Start of DATASET RECORDS

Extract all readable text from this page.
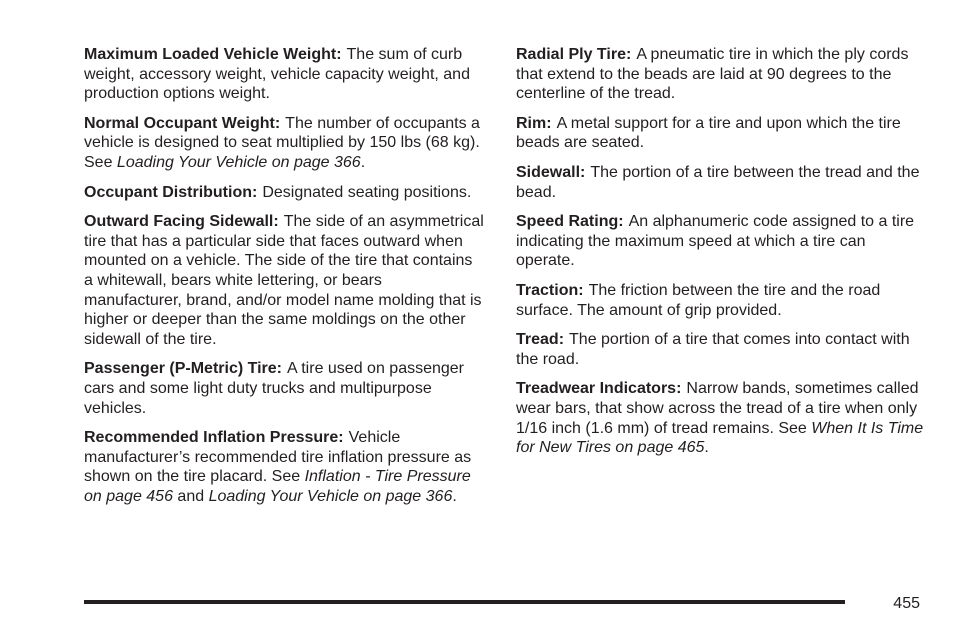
Maximum Loaded Vehicle Weight: The sum of curb weight, accessory weight, vehicle capacity weight, and production options weight.

Normal Occupant Weight: The number of occupants a vehicle is designed to seat multiplied by 150 lbs (68 kg). See Loading Your Vehicle on page 366.

Occupant Distribution: Designated seating positions.

Outward Facing Sidewall: The side of an asymmetrical tire that has a particular side that faces outward when mounted on a vehicle. The side of the tire that contains a whitewall, bears white lettering, or bears manufacturer, brand, and/or model name molding that is higher or deeper than the same moldings on the other sidewall of the tire.

Passenger (P-Metric) Tire: A tire used on passenger cars and some light duty trucks and multipurpose vehicles.

Recommended Inflation Pressure: Vehicle manufacturer’s recommended tire inflation pressure as shown on the tire placard. See Inflation - Tire Pressure on page 456 and Loading Your Vehicle on page 366.

Radial Ply Tire: A pneumatic tire in which the ply cords that extend to the beads are laid at 90 degrees to the centerline of the tread.

Rim: A metal support for a tire and upon which the tire beads are seated.

Sidewall: The portion of a tire between the tread and the bead.

Speed Rating: An alphanumeric code assigned to a tire indicating the maximum speed at which a tire can operate.

Traction: The friction between the tire and the road surface. The amount of grip provided.

Tread: The portion of a tire that comes into contact with the road.

Treadwear Indicators: Narrow bands, sometimes called wear bars, that show across the tread of a tire when only 1/16 inch (1.6 mm) of tread remains. See When It Is Time for New Tires on page 465.

455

End of DATASET RECORDS

TASK STATEMENT:
Copy the material above exactly and drop the pictures.

ANSWER BELOW:
Extract all readable text from this page.
Maximum Loaded Vehicle Weight: The sum of curb weight, accessory weight, vehicle capacity weight, and production options weight.

Normal Occupant Weight: The number of occupants a vehicle is designed to seat multiplied by 150 lbs (68 kg). See Loading Your Vehicle on page 366.

Occupant Distribution: Designated seating positions.

Outward Facing Sidewall: The side of an asymmetrical tire that has a particular side that faces outward when mounted on a vehicle. The side of the tire that contains a whitewall, bears white lettering, or bears manufacturer, brand, and/or model name molding that is higher or deeper than the same moldings on the other sidewall of the tire.

Passenger (P-Metric) Tire: A tire used on passenger cars and some light duty trucks and multipurpose vehicles.

Recommended Inflation Pressure: Vehicle manufacturer’s recommended tire inflation pressure as shown on the tire placard. See Inflation - Tire Pressure on page 456 and Loading Your Vehicle on page 366.

Radial Ply Tire: A pneumatic tire in which the ply cords that extend to the beads are laid at 90 degrees to the centerline of the tread.

Rim: A metal support for a tire and upon which the tire beads are seated.

Sidewall: The portion of a tire between the tread and the bead.

Speed Rating: An alphanumeric code assigned to a tire indicating the maximum speed at which a tire can operate.

Traction: The friction between the tire and the road surface. The amount of grip provided.

Tread: The portion of a tire that comes into contact with the road.

Treadwear Indicators: Narrow bands, sometimes called wear bars, that show across the tread of a tire when only 1/16 inch (1.6 mm) of tread remains. See When It Is Time for New Tires on page 465.

455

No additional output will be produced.